## SHORT TASK
Return each line of the listing that contains the string "watermark".
-- Start --
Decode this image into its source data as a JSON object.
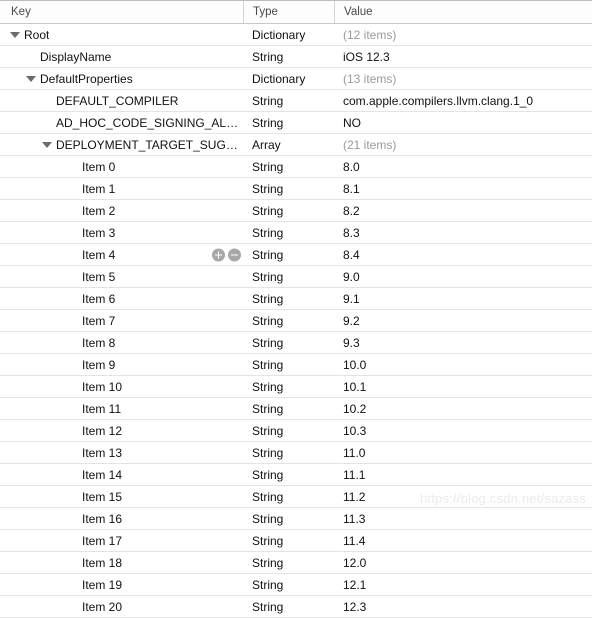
{
  "header": {
    "key_label": "Key",
    "type_label": "Type",
    "value_label": "Value"
  },
  "watermark": "https://blog.csdn.net/sazass",
  "colors": {
    "grid_line": "#e4e4e4",
    "header_text": "#4a4a4a",
    "row_text": "#111111",
    "muted_value": "#9a9a9a",
    "twisty": "#6b6b6b",
    "stepper_button": "#a8a8a8",
    "watermark": "#ebebeb"
  },
  "stepper": {
    "add_label": "+",
    "remove_label": "−"
  },
  "rows": [
    {
      "key": "Root",
      "type": "Dictionary",
      "value": "(12 items)",
      "muted": true,
      "indent": 0,
      "twisty": true,
      "stepper": false
    },
    {
      "key": "DisplayName",
      "type": "String",
      "value": "iOS 12.3",
      "muted": false,
      "indent": 1,
      "twisty": false,
      "stepper": false
    },
    {
      "key": "DefaultProperties",
      "type": "Dictionary",
      "value": "(13 items)",
      "muted": true,
      "indent": 1,
      "twisty": true,
      "stepper": false
    },
    {
      "key": "DEFAULT_COMPILER",
      "type": "String",
      "value": "com.apple.compilers.llvm.clang.1_0",
      "muted": false,
      "indent": 2,
      "twisty": false,
      "stepper": false
    },
    {
      "key": "AD_HOC_CODE_SIGNING_ALLOWED",
      "type": "String",
      "value": "NO",
      "muted": false,
      "indent": 2,
      "twisty": false,
      "stepper": false
    },
    {
      "key": "DEPLOYMENT_TARGET_SUGGESTE…",
      "type": "Array",
      "value": "(21 items)",
      "muted": true,
      "indent": 2,
      "twisty": true,
      "stepper": false
    },
    {
      "key": "Item 0",
      "type": "String",
      "value": "8.0",
      "muted": false,
      "indent": 3,
      "twisty": false,
      "stepper": false
    },
    {
      "key": "Item 1",
      "type": "String",
      "value": "8.1",
      "muted": false,
      "indent": 3,
      "twisty": false,
      "stepper": false
    },
    {
      "key": "Item 2",
      "type": "String",
      "value": "8.2",
      "muted": false,
      "indent": 3,
      "twisty": false,
      "stepper": false
    },
    {
      "key": "Item 3",
      "type": "String",
      "value": "8.3",
      "muted": false,
      "indent": 3,
      "twisty": false,
      "stepper": false
    },
    {
      "key": "Item 4",
      "type": "String",
      "value": "8.4",
      "muted": false,
      "indent": 3,
      "twisty": false,
      "stepper": true
    },
    {
      "key": "Item 5",
      "type": "String",
      "value": "9.0",
      "muted": false,
      "indent": 3,
      "twisty": false,
      "stepper": false
    },
    {
      "key": "Item 6",
      "type": "String",
      "value": "9.1",
      "muted": false,
      "indent": 3,
      "twisty": false,
      "stepper": false
    },
    {
      "key": "Item 7",
      "type": "String",
      "value": "9.2",
      "muted": false,
      "indent": 3,
      "twisty": false,
      "stepper": false
    },
    {
      "key": "Item 8",
      "type": "String",
      "value": "9.3",
      "muted": false,
      "indent": 3,
      "twisty": false,
      "stepper": false
    },
    {
      "key": "Item 9",
      "type": "String",
      "value": "10.0",
      "muted": false,
      "indent": 3,
      "twisty": false,
      "stepper": false
    },
    {
      "key": "Item 10",
      "type": "String",
      "value": "10.1",
      "muted": false,
      "indent": 3,
      "twisty": false,
      "stepper": false
    },
    {
      "key": "Item 11",
      "type": "String",
      "value": "10.2",
      "muted": false,
      "indent": 3,
      "twisty": false,
      "stepper": false
    },
    {
      "key": "Item 12",
      "type": "String",
      "value": "10.3",
      "muted": false,
      "indent": 3,
      "twisty": false,
      "stepper": false
    },
    {
      "key": "Item 13",
      "type": "String",
      "value": "11.0",
      "muted": false,
      "indent": 3,
      "twisty": false,
      "stepper": false
    },
    {
      "key": "Item 14",
      "type": "String",
      "value": "11.1",
      "muted": false,
      "indent": 3,
      "twisty": false,
      "stepper": false
    },
    {
      "key": "Item 15",
      "type": "String",
      "value": "11.2",
      "muted": false,
      "indent": 3,
      "twisty": false,
      "stepper": false
    },
    {
      "key": "Item 16",
      "type": "String",
      "value": "11.3",
      "muted": false,
      "indent": 3,
      "twisty": false,
      "stepper": false
    },
    {
      "key": "Item 17",
      "type": "String",
      "value": "11.4",
      "muted": false,
      "indent": 3,
      "twisty": false,
      "stepper": false
    },
    {
      "key": "Item 18",
      "type": "String",
      "value": "12.0",
      "muted": false,
      "indent": 3,
      "twisty": false,
      "stepper": false
    },
    {
      "key": "Item 19",
      "type": "String",
      "value": "12.1",
      "muted": false,
      "indent": 3,
      "twisty": false,
      "stepper": false
    },
    {
      "key": "Item 20",
      "type": "String",
      "value": "12.3",
      "muted": false,
      "indent": 3,
      "twisty": false,
      "stepper": false
    }
  ]
}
-- End --
## WRITTEN ANSWER
  "watermark": "https://blog.csdn.net/sazass",
    "watermark": "#ebebeb"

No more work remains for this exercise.